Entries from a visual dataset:
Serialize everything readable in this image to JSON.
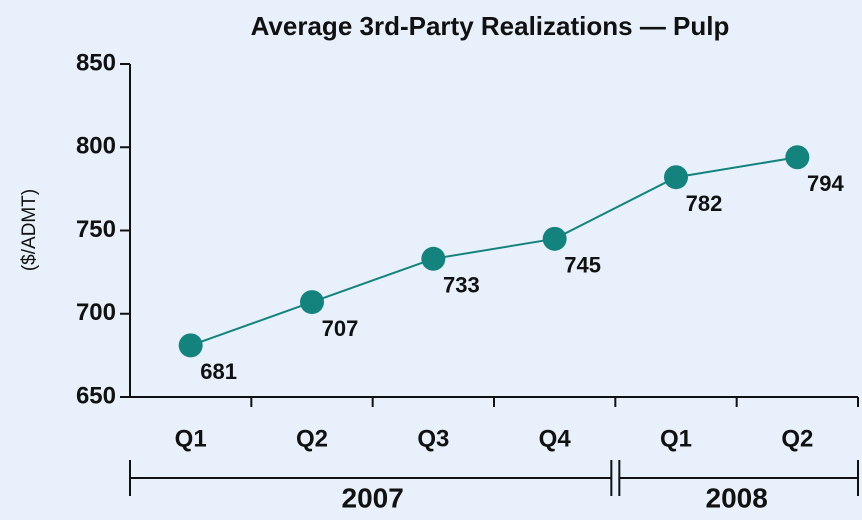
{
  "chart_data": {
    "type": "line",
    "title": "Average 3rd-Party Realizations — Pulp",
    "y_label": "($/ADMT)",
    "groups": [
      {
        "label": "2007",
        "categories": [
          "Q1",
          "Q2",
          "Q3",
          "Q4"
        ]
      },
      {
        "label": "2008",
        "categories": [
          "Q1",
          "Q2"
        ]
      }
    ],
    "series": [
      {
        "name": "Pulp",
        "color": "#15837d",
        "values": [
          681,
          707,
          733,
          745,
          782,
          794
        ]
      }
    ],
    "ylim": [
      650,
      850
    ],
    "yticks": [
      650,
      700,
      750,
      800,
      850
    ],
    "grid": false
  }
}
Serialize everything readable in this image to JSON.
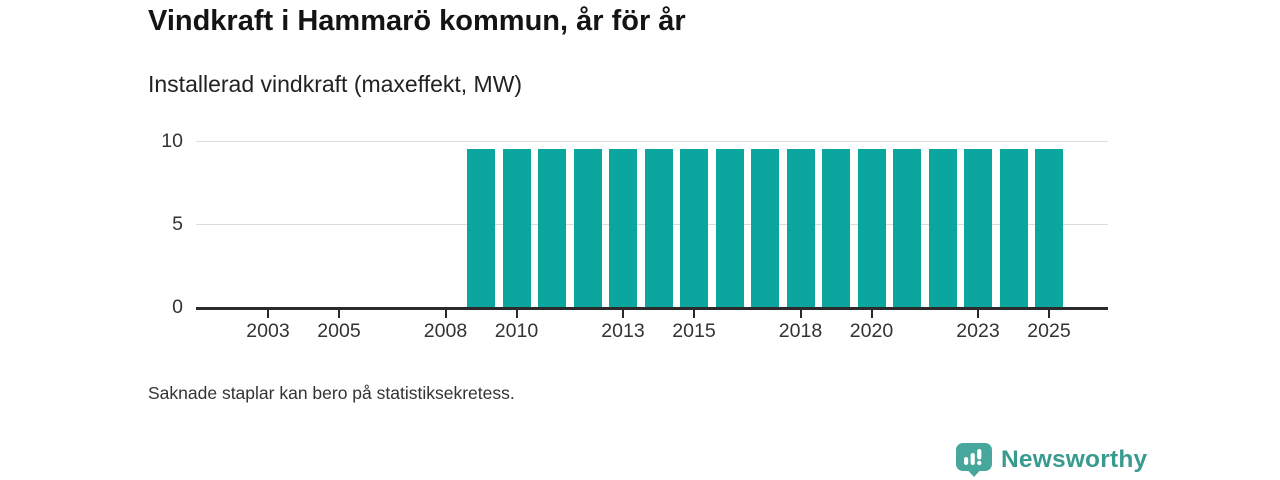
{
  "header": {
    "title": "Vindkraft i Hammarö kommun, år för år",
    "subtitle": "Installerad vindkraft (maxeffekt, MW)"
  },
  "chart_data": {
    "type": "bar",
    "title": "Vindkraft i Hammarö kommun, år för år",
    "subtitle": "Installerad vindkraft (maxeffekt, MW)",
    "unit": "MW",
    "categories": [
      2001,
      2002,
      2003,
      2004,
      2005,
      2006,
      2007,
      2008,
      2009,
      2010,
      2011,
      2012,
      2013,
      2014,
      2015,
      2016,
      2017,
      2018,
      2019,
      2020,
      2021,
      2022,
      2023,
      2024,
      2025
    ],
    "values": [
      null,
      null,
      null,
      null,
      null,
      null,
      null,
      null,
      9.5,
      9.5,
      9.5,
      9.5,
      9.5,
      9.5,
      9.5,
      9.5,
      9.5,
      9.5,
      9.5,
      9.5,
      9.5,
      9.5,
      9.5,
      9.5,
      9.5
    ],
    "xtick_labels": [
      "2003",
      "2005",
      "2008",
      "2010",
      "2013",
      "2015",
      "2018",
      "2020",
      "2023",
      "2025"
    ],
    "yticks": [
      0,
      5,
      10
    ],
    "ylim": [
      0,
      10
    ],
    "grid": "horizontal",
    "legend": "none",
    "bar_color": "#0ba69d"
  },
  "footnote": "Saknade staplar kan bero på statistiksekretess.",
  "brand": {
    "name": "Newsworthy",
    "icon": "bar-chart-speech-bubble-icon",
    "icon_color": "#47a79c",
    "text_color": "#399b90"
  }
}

== Task goal ==
Copy every line of the records above that contains "Pulp".

== Solution to this problem ==
    "title": "Average 3rd-Party Realizations — Pulp",
        "name": "Pulp",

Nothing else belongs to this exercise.